__Dataset__
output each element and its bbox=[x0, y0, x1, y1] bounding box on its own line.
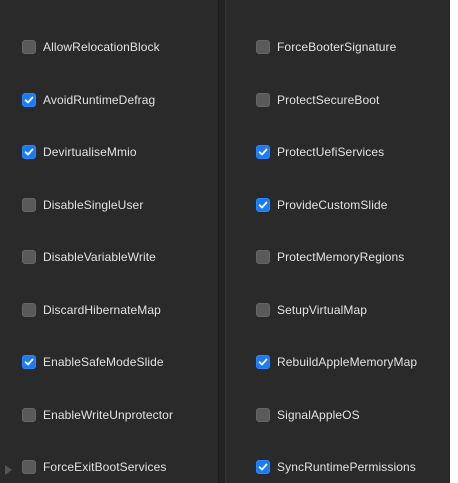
checkbox-label: AllowRelocationBlock bbox=[43, 40, 160, 54]
checkbox-unchecked[interactable] bbox=[22, 250, 36, 264]
checkbox-row-avoid-runtime-defrag[interactable]: AvoidRuntimeDefrag bbox=[22, 91, 155, 109]
checkbox-checked[interactable] bbox=[256, 355, 270, 369]
checkbox-label: ProtectUefiServices bbox=[277, 145, 385, 159]
checkbox-label: ProvideCustomSlide bbox=[277, 197, 388, 212]
right-checkbox-column: ForceBooterSignature ProtectSecureBoot Pro… bbox=[256, 0, 450, 483]
checkbox-unchecked[interactable] bbox=[256, 40, 270, 54]
checkbox-unchecked[interactable] bbox=[256, 250, 270, 264]
checkbox-label: DevirtualiseMmio bbox=[43, 145, 137, 159]
checkbox-label: SyncRuntimePermissions bbox=[277, 460, 416, 474]
checkbox-label: SetupVirtualMap bbox=[277, 302, 367, 317]
checkbox-row-setup-virtual-map[interactable]: SetupVirtualMap bbox=[256, 301, 367, 319]
checkbox-label: EnableWriteUnprotector bbox=[43, 407, 174, 422]
checkbox-unchecked[interactable] bbox=[256, 302, 270, 317]
column-divider bbox=[218, 0, 226, 483]
checkbox-unchecked[interactable] bbox=[22, 197, 36, 212]
checkbox-row-force-exit-boot-services[interactable]: ForceExitBootServices bbox=[22, 458, 166, 476]
checkmark-icon bbox=[258, 463, 268, 471]
checkbox-row-force-booter-signature[interactable]: ForceBooterSignature bbox=[256, 38, 396, 56]
checkbox-checked[interactable] bbox=[22, 92, 36, 107]
checkmark-icon bbox=[24, 148, 34, 156]
checkbox-label: SignalAppleOS bbox=[277, 407, 360, 422]
checkbox-label: ProtectSecureBoot bbox=[277, 92, 380, 107]
checkbox-label: AvoidRuntimeDefrag bbox=[43, 92, 156, 107]
checkbox-row-disable-variable-write[interactable]: DisableVariableWrite bbox=[22, 248, 156, 266]
checkbox-row-enable-write-unprotector[interactable]: EnableWriteUnprotector bbox=[22, 406, 173, 424]
checkbox-row-discard-hibernate-map[interactable]: DiscardHibernateMap bbox=[22, 301, 161, 319]
checkbox-label: DisableVariableWrite bbox=[43, 250, 156, 264]
checkbox-checked[interactable] bbox=[256, 460, 270, 474]
checkbox-label: ForceBooterSignature bbox=[277, 40, 397, 54]
checkbox-row-protect-memory-regions[interactable]: ProtectMemoryRegions bbox=[256, 248, 404, 266]
checkbox-label: EnableSafeModeSlide bbox=[43, 355, 164, 369]
checkbox-row-protect-secure-boot[interactable]: ProtectSecureBoot bbox=[256, 91, 379, 109]
checkbox-row-provide-custom-slide[interactable]: ProvideCustomSlide bbox=[256, 196, 388, 214]
quirks-panel: AllowRelocationBlock AvoidRuntimeDefrag De… bbox=[0, 0, 450, 483]
checkmark-icon bbox=[258, 358, 268, 366]
checkbox-row-enable-safe-mode-slide[interactable]: EnableSafeModeSlide bbox=[22, 353, 164, 371]
checkbox-checked[interactable] bbox=[256, 145, 270, 159]
checkmark-icon bbox=[258, 148, 268, 156]
cursor-arrow-icon bbox=[5, 465, 12, 475]
checkbox-label: ForceExitBootServices bbox=[43, 460, 167, 474]
checkbox-row-devirtualise-mmio[interactable]: DevirtualiseMmio bbox=[22, 143, 137, 161]
checkbox-unchecked[interactable] bbox=[256, 92, 270, 107]
checkbox-row-sync-runtime-permissions[interactable]: SyncRuntimePermissions bbox=[256, 458, 416, 476]
checkbox-row-rebuild-apple-memory-map[interactable]: RebuildAppleMemoryMap bbox=[256, 353, 417, 371]
checkbox-checked[interactable] bbox=[22, 145, 36, 159]
checkbox-unchecked[interactable] bbox=[256, 407, 270, 422]
checkbox-unchecked[interactable] bbox=[22, 407, 36, 422]
checkmark-icon bbox=[24, 96, 34, 103]
checkbox-checked[interactable] bbox=[22, 355, 36, 369]
checkbox-label: RebuildAppleMemoryMap bbox=[277, 355, 418, 369]
checkbox-unchecked[interactable] bbox=[22, 302, 36, 317]
checkbox-row-protect-uefi-services[interactable]: ProtectUefiServices bbox=[256, 143, 384, 161]
checkmark-icon bbox=[24, 358, 34, 366]
checkmark-icon bbox=[258, 201, 268, 208]
checkbox-checked[interactable] bbox=[256, 197, 270, 212]
checkbox-label: DiscardHibernateMap bbox=[43, 302, 161, 317]
checkbox-unchecked[interactable] bbox=[22, 460, 36, 474]
left-checkbox-column: AllowRelocationBlock AvoidRuntimeDefrag De… bbox=[22, 0, 218, 483]
checkbox-row-allow-relocation-block[interactable]: AllowRelocationBlock bbox=[22, 38, 160, 56]
checkbox-row-disable-single-user[interactable]: DisableSingleUser bbox=[22, 196, 143, 214]
checkbox-label: DisableSingleUser bbox=[43, 197, 144, 212]
checkbox-row-signal-apple-os[interactable]: SignalAppleOS bbox=[256, 406, 360, 424]
checkbox-label: ProtectMemoryRegions bbox=[277, 250, 405, 264]
checkbox-unchecked[interactable] bbox=[22, 40, 36, 54]
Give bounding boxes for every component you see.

__Your task__
Rewrite the listing above with every "checkbox-label" renamed to "option-label" and everything else unchanged. Leave the pictures out.

__Exercise solution__
output each element and its bbox=[x0, y0, x1, y1] bounding box on its own line.
option-label: AllowRelocationBlock bbox=[43, 40, 160, 54]
checkbox-unchecked[interactable] bbox=[22, 250, 36, 264]
checkbox-row-avoid-runtime-defrag[interactable]: AvoidRuntimeDefrag bbox=[22, 91, 155, 109]
checkbox-checked[interactable] bbox=[256, 355, 270, 369]
option-label: ProtectUefiServices bbox=[277, 145, 385, 159]
option-label: ProvideCustomSlide bbox=[277, 197, 388, 212]
right-checkbox-column: ForceBooterSignature ProtectSecureBoot Pro… bbox=[256, 0, 450, 483]
checkbox-unchecked[interactable] bbox=[256, 40, 270, 54]
checkbox-unchecked[interactable] bbox=[256, 250, 270, 264]
option-label: DevirtualiseMmio bbox=[43, 145, 137, 159]
option-label: SyncRuntimePermissions bbox=[277, 460, 416, 474]
option-label: SetupVirtualMap bbox=[277, 302, 367, 317]
checkbox-row-setup-virtual-map[interactable]: SetupVirtualMap bbox=[256, 301, 367, 319]
option-label: EnableWriteUnprotector bbox=[43, 407, 174, 422]
checkbox-unchecked[interactable] bbox=[256, 302, 270, 317]
column-divider bbox=[218, 0, 226, 483]
checkbox-unchecked[interactable] bbox=[22, 197, 36, 212]
checkbox-row-force-exit-boot-services[interactable]: ForceExitBootServices bbox=[22, 458, 166, 476]
checkmark-icon bbox=[258, 463, 268, 471]
checkbox-row-force-booter-signature[interactable]: ForceBooterSignature bbox=[256, 38, 396, 56]
checkbox-checked[interactable] bbox=[22, 92, 36, 107]
checkmark-icon bbox=[24, 148, 34, 156]
option-label: SignalAppleOS bbox=[277, 407, 360, 422]
option-label: ProtectSecureBoot bbox=[277, 92, 380, 107]
option-label: AvoidRuntimeDefrag bbox=[43, 92, 156, 107]
checkbox-row-disable-variable-write[interactable]: DisableVariableWrite bbox=[22, 248, 156, 266]
checkbox-row-enable-write-unprotector[interactable]: EnableWriteUnprotector bbox=[22, 406, 173, 424]
checkbox-row-discard-hibernate-map[interactable]: DiscardHibernateMap bbox=[22, 301, 161, 319]
option-label: DisableVariableWrite bbox=[43, 250, 156, 264]
checkbox-checked[interactable] bbox=[256, 460, 270, 474]
option-label: ForceBooterSignature bbox=[277, 40, 397, 54]
checkbox-row-protect-memory-regions[interactable]: ProtectMemoryRegions bbox=[256, 248, 404, 266]
option-label: EnableSafeModeSlide bbox=[43, 355, 164, 369]
checkbox-row-protect-secure-boot[interactable]: ProtectSecureBoot bbox=[256, 91, 379, 109]
checkbox-row-provide-custom-slide[interactable]: ProvideCustomSlide bbox=[256, 196, 388, 214]
quirks-panel: AllowRelocationBlock AvoidRuntimeDefrag De… bbox=[0, 0, 450, 483]
checkmark-icon bbox=[258, 358, 268, 366]
checkbox-row-enable-safe-mode-slide[interactable]: EnableSafeModeSlide bbox=[22, 353, 164, 371]
checkbox-checked[interactable] bbox=[256, 145, 270, 159]
checkmark-icon bbox=[258, 148, 268, 156]
cursor-arrow-icon bbox=[5, 465, 12, 475]
option-label: ForceExitBootServices bbox=[43, 460, 167, 474]
checkbox-row-devirtualise-mmio[interactable]: DevirtualiseMmio bbox=[22, 143, 137, 161]
checkbox-unchecked[interactable] bbox=[256, 92, 270, 107]
checkbox-row-sync-runtime-permissions[interactable]: SyncRuntimePermissions bbox=[256, 458, 416, 476]
checkbox-row-rebuild-apple-memory-map[interactable]: RebuildAppleMemoryMap bbox=[256, 353, 417, 371]
checkbox-checked[interactable] bbox=[22, 145, 36, 159]
checkbox-unchecked[interactable] bbox=[256, 407, 270, 422]
checkbox-unchecked[interactable] bbox=[22, 407, 36, 422]
checkmark-icon bbox=[24, 96, 34, 103]
checkbox-checked[interactable] bbox=[22, 355, 36, 369]
option-label: RebuildAppleMemoryMap bbox=[277, 355, 418, 369]
checkbox-unchecked[interactable] bbox=[22, 302, 36, 317]
checkbox-row-protect-uefi-services[interactable]: ProtectUefiServices bbox=[256, 143, 384, 161]
checkmark-icon bbox=[24, 358, 34, 366]
checkmark-icon bbox=[258, 201, 268, 208]
checkbox-checked[interactable] bbox=[256, 197, 270, 212]
option-label: DiscardHibernateMap bbox=[43, 302, 161, 317]
checkbox-unchecked[interactable] bbox=[22, 460, 36, 474]
left-checkbox-column: AllowRelocationBlock AvoidRuntimeDefrag De… bbox=[22, 0, 218, 483]
checkbox-row-allow-relocation-block[interactable]: AllowRelocationBlock bbox=[22, 38, 160, 56]
checkbox-row-disable-single-user[interactable]: DisableSingleUser bbox=[22, 196, 143, 214]
option-label: DisableSingleUser bbox=[43, 197, 144, 212]
checkbox-row-signal-apple-os[interactable]: SignalAppleOS bbox=[256, 406, 360, 424]
option-label: ProtectMemoryRegions bbox=[277, 250, 405, 264]
checkbox-unchecked[interactable] bbox=[22, 40, 36, 54]
Give bounding boxes for every component you see.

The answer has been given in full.